### Listing
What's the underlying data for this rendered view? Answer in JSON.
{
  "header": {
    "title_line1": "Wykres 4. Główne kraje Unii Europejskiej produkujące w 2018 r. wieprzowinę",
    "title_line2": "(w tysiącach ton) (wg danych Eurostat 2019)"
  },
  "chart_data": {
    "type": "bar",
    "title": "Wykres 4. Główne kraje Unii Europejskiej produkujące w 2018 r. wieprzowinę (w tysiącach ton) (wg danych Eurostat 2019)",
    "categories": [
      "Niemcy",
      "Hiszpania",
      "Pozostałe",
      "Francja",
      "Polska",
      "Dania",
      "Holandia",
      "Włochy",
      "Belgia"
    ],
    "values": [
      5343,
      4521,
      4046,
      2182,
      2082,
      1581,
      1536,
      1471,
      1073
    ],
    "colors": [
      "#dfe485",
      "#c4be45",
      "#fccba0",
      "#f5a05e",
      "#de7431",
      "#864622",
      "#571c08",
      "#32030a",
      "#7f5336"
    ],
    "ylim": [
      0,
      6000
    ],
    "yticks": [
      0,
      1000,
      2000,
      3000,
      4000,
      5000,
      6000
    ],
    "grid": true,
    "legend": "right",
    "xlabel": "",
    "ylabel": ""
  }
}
---
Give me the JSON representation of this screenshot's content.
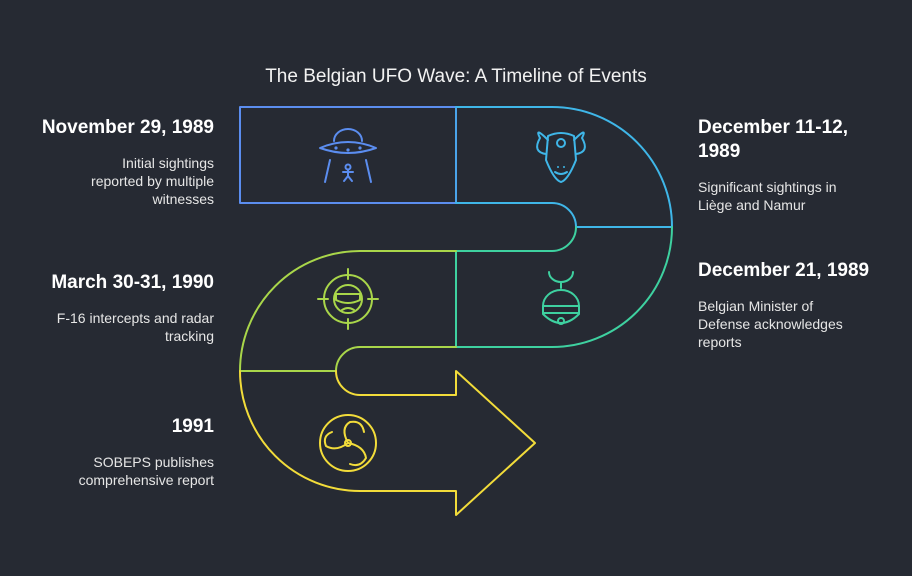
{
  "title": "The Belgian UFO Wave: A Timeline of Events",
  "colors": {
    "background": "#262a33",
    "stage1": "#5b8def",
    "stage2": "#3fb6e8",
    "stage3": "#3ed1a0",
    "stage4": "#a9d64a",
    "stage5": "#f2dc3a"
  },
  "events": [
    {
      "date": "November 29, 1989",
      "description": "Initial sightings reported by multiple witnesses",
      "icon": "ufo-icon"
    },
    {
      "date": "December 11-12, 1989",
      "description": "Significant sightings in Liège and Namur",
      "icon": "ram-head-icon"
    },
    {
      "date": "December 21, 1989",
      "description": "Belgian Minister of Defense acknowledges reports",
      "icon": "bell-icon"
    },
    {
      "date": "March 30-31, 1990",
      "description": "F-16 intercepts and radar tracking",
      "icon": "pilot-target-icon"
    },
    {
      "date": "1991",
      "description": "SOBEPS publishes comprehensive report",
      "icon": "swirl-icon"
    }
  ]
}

### Written problem
Search the records above for the string "December". Copy every line that contains it.

### Solution to this problem
      "date": "December 11-12, 1989",
      "date": "December 21, 1989",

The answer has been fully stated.